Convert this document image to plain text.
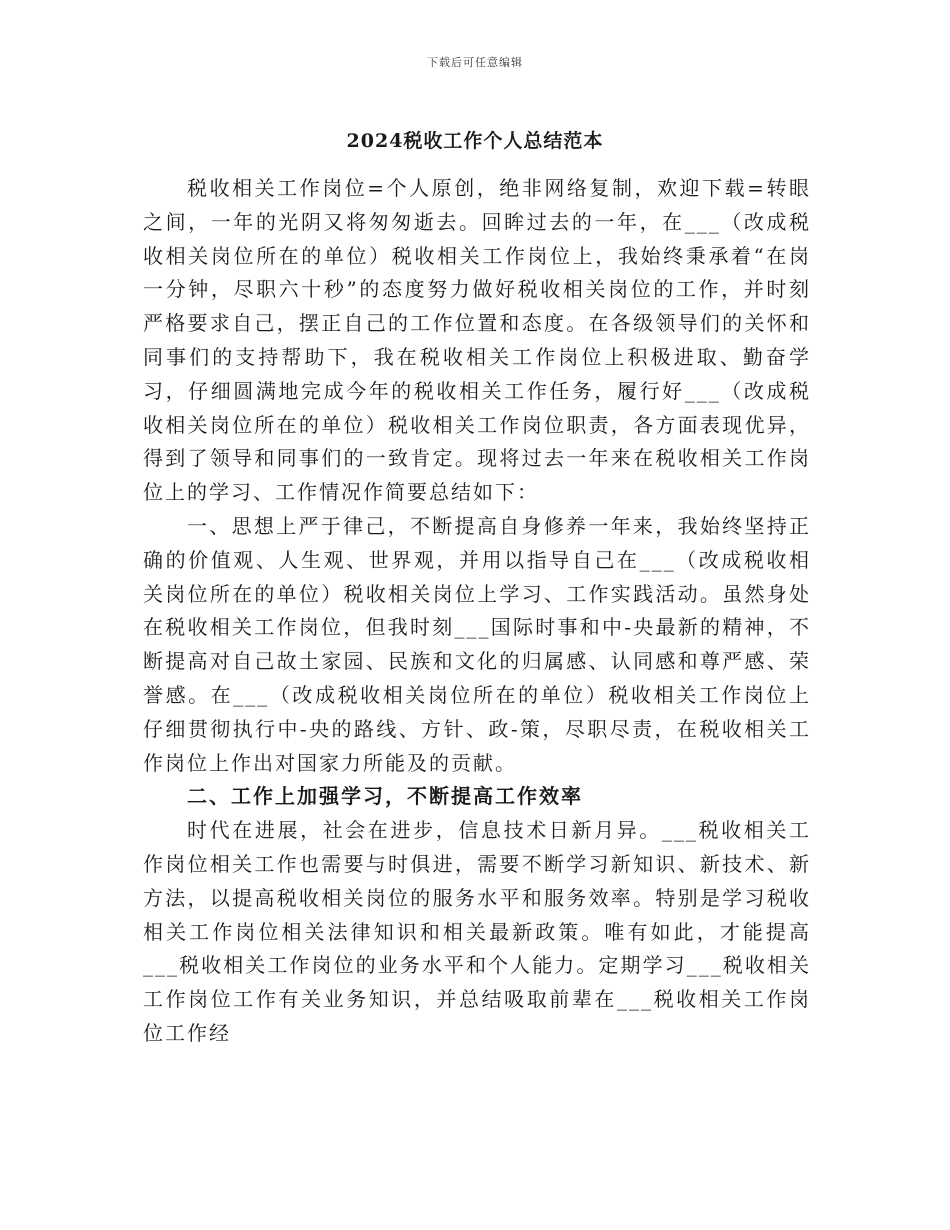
下载后可任意编辑
2024税收工作个人总结范本

税收相关工作岗位=个人原创，绝非网络复制，欢迎下载=转眼之间，一年的光阴又将匆匆逝去。回眸过去的一年，在___（改成税收相关岗位所在的单位）税收相关工作岗位上，我始终秉承着“在岗一分钟，尽职六十秒”的态度努力做好税收相关岗位的工作，并时刻严格要求自己，摆正自己的工作位置和态度。在各级领导们的关怀和同事们的支持帮助下，我在税收相关工作岗位上积极进取、勤奋学习，仔细圆满地完成今年的税收相关工作任务，履行好___（改成税收相关岗位所在的单位）税收相关工作岗位职责，各方面表现优异，得到了领导和同事们的一致肯定。现将过去一年来在税收相关工作岗位上的学习、工作情况作简要总结如下：

一、思想上严于律己，不断提高自身修养一年来，我始终坚持正确的价值观、人生观、世界观，并用以指导自己在___（改成税收相关岗位所在的单位）税收相关岗位上学习、工作实践活动。虽然身处在税收相关工作岗位，但我时刻___国际时事和中-央最新的精神，不断提高对自己故土家园、民族和文化的归属感、认同感和尊严感、荣誉感。在___（改成税收相关岗位所在的单位）税收相关工作岗位上仔细贯彻执行中-央的路线、方针、政-策，尽职尽责，在税收相关工作岗位上作出对国家力所能及的贡献。

二、工作上加强学习，不断提高工作效率

时代在进展，社会在进步，信息技术日新月异。___税收相关工作岗位相关工作也需要与时俱进，需要不断学习新知识、新技术、新方法，以提高税收相关岗位的服务水平和服务效率。特别是学习税收相关工作岗位相关法律知识和相关最新政策。唯有如此，才能提高___税收相关工作岗位的业务水平和个人能力。定期学习___税收相关工作岗位工作有关业务知识，并总结吸取前辈在___税收相关工作岗位工作经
⁂
§ **Task directions**:
Transcribe every line in the entries above, taking out only the images.

§ **Result of the task**:
Convert this document image to plain text.
下载后可任意编辑
2024税收工作个人总结范本

税收相关工作岗位=个人原创，绝非网络复制，欢迎下载=转眼之间，一年的光阴又将匆匆逝去。回眸过去的一年，在___（改成税收相关岗位所在的单位）税收相关工作岗位上，我始终秉承着“在岗一分钟，尽职六十秒”的态度努力做好税收相关岗位的工作，并时刻严格要求自己，摆正自己的工作位置和态度。在各级领导们的关怀和同事们的支持帮助下，我在税收相关工作岗位上积极进取、勤奋学习，仔细圆满地完成今年的税收相关工作任务，履行好___（改成税收相关岗位所在的单位）税收相关工作岗位职责，各方面表现优异，得到了领导和同事们的一致肯定。现将过去一年来在税收相关工作岗位上的学习、工作情况作简要总结如下：

一、思想上严于律己，不断提高自身修养一年来，我始终坚持正确的价值观、人生观、世界观，并用以指导自己在___（改成税收相关岗位所在的单位）税收相关岗位上学习、工作实践活动。虽然身处在税收相关工作岗位，但我时刻___国际时事和中-央最新的精神，不断提高对自己故土家园、民族和文化的归属感、认同感和尊严感、荣誉感。在___（改成税收相关岗位所在的单位）税收相关工作岗位上仔细贯彻执行中-央的路线、方针、政-策，尽职尽责，在税收相关工作岗位上作出对国家力所能及的贡献。

二、工作上加强学习，不断提高工作效率

时代在进展，社会在进步，信息技术日新月异。___税收相关工作岗位相关工作也需要与时俱进，需要不断学习新知识、新技术、新方法，以提高税收相关岗位的服务水平和服务效率。特别是学习税收相关工作岗位相关法律知识和相关最新政策。唯有如此，才能提高___税收相关工作岗位的业务水平和个人能力。定期学习___税收相关工作岗位工作有关业务知识，并总结吸取前辈在___税收相关工作岗位工作经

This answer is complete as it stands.